■ **What you will do**
Using the listing below, copy every line that mentions "square".
*** Supplied entries ***
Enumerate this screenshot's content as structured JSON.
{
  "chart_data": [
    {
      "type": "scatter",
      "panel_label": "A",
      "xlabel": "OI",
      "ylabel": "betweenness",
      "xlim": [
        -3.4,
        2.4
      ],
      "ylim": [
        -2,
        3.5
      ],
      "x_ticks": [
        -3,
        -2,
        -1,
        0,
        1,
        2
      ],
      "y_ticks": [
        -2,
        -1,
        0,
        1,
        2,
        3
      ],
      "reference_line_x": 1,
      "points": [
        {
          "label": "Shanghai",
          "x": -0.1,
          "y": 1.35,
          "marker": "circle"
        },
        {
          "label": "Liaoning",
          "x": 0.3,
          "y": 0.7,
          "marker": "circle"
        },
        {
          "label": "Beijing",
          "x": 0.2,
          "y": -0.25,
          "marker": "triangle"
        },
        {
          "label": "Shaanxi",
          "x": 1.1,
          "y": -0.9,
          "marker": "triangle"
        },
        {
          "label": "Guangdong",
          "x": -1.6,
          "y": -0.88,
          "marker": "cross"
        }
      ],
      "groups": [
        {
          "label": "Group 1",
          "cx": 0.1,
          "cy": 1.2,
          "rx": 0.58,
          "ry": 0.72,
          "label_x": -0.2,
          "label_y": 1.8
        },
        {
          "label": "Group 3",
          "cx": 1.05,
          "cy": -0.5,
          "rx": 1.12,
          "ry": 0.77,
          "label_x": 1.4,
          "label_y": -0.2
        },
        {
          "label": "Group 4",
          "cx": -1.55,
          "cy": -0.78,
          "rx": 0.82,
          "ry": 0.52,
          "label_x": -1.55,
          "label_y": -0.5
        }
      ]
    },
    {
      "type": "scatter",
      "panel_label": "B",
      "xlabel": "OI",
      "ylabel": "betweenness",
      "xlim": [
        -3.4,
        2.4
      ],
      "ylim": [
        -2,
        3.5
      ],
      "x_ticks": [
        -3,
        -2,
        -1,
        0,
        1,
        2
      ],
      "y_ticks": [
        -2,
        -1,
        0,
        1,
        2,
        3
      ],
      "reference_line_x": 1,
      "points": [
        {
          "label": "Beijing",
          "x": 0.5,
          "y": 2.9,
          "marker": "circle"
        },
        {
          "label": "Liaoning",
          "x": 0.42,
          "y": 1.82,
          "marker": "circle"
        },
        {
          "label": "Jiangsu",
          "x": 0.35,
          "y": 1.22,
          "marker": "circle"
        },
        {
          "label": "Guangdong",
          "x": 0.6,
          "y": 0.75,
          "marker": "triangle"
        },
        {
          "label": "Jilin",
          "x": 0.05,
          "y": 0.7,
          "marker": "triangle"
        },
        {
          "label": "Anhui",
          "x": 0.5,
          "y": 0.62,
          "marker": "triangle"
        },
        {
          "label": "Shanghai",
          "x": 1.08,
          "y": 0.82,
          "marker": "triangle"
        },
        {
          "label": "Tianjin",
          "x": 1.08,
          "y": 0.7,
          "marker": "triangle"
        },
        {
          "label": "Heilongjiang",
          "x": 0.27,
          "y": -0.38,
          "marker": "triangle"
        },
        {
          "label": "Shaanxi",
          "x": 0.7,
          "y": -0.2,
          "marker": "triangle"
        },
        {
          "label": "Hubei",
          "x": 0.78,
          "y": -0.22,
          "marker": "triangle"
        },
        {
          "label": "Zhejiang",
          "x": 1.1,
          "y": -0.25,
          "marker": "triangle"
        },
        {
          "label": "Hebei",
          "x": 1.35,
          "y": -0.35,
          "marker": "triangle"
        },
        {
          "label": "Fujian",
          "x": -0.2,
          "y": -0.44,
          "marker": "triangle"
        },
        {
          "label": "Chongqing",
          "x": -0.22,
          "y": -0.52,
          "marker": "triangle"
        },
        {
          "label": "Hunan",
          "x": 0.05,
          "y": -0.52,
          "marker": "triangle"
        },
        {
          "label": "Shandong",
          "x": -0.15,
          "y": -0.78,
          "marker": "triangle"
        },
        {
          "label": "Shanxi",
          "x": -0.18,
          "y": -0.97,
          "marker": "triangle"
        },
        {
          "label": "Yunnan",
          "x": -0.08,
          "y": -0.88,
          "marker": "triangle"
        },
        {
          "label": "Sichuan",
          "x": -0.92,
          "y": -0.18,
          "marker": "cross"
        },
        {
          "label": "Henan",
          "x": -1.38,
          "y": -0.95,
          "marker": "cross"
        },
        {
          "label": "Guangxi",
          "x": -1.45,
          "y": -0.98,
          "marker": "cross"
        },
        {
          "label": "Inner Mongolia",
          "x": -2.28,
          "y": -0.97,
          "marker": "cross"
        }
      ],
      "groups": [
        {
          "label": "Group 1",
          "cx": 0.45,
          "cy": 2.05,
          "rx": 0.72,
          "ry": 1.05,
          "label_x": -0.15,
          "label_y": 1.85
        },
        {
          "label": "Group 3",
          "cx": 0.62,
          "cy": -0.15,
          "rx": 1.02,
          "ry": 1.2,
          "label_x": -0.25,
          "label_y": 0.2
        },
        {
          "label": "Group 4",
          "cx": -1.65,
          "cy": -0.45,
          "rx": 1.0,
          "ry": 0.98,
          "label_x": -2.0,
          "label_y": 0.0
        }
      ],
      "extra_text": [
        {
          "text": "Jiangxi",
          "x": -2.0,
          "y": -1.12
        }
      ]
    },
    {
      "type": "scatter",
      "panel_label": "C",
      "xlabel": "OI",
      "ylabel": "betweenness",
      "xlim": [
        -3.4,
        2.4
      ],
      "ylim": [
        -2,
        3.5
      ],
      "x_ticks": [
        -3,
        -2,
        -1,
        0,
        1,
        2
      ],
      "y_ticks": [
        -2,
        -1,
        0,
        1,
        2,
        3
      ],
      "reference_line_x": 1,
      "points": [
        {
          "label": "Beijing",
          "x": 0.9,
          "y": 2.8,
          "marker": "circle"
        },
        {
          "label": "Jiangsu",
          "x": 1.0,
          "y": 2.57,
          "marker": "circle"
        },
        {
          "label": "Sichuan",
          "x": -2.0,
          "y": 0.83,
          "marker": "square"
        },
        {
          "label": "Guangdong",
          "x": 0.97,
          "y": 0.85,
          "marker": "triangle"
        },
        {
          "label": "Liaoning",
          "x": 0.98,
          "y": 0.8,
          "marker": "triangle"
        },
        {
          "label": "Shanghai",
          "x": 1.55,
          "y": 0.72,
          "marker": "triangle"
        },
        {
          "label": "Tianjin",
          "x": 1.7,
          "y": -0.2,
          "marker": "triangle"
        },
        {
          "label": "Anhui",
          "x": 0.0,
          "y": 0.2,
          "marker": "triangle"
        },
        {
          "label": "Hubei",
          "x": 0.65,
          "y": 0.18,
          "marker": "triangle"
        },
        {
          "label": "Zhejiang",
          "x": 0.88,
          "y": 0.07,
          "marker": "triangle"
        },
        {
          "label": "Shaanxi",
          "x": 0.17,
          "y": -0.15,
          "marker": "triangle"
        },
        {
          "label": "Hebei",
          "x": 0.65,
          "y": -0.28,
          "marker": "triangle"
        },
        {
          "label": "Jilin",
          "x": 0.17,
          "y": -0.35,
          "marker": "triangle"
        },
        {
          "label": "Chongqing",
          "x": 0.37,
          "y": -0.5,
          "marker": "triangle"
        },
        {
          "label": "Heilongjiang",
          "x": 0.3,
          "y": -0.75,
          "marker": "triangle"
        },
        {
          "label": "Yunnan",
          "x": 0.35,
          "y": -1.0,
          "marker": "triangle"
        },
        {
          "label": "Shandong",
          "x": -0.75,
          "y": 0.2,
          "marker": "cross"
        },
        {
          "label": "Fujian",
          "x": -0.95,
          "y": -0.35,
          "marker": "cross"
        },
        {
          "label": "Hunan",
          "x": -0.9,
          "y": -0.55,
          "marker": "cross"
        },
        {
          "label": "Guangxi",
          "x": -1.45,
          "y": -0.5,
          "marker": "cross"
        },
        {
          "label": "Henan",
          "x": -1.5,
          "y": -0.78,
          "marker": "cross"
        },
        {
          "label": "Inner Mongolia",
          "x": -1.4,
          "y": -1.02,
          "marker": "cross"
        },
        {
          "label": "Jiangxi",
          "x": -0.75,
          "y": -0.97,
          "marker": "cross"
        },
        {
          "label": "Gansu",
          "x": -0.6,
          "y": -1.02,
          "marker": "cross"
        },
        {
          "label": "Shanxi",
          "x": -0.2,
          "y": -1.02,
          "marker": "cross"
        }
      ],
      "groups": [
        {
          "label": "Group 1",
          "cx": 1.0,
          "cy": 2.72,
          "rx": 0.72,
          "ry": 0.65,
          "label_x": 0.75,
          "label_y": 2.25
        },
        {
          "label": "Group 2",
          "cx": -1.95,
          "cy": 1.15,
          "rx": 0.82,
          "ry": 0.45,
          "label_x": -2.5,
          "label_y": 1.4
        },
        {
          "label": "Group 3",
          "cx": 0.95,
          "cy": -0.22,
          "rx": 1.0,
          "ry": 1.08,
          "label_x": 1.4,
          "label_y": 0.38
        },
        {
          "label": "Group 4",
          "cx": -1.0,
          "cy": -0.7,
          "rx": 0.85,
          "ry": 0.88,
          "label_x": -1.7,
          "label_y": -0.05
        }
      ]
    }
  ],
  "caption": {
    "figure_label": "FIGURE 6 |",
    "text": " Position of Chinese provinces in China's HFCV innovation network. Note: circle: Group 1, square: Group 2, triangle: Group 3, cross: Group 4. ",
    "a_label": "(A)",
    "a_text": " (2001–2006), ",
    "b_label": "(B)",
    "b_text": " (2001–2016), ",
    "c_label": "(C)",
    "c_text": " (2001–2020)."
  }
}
***
■ **Answer for this exercise**
          "marker": "square"
    "text": " Position of Chinese provinces in China's HFCV innovation network. Note: circle: Group 1, square: Group 2, triangle: Group 3, cross: Group 4. ",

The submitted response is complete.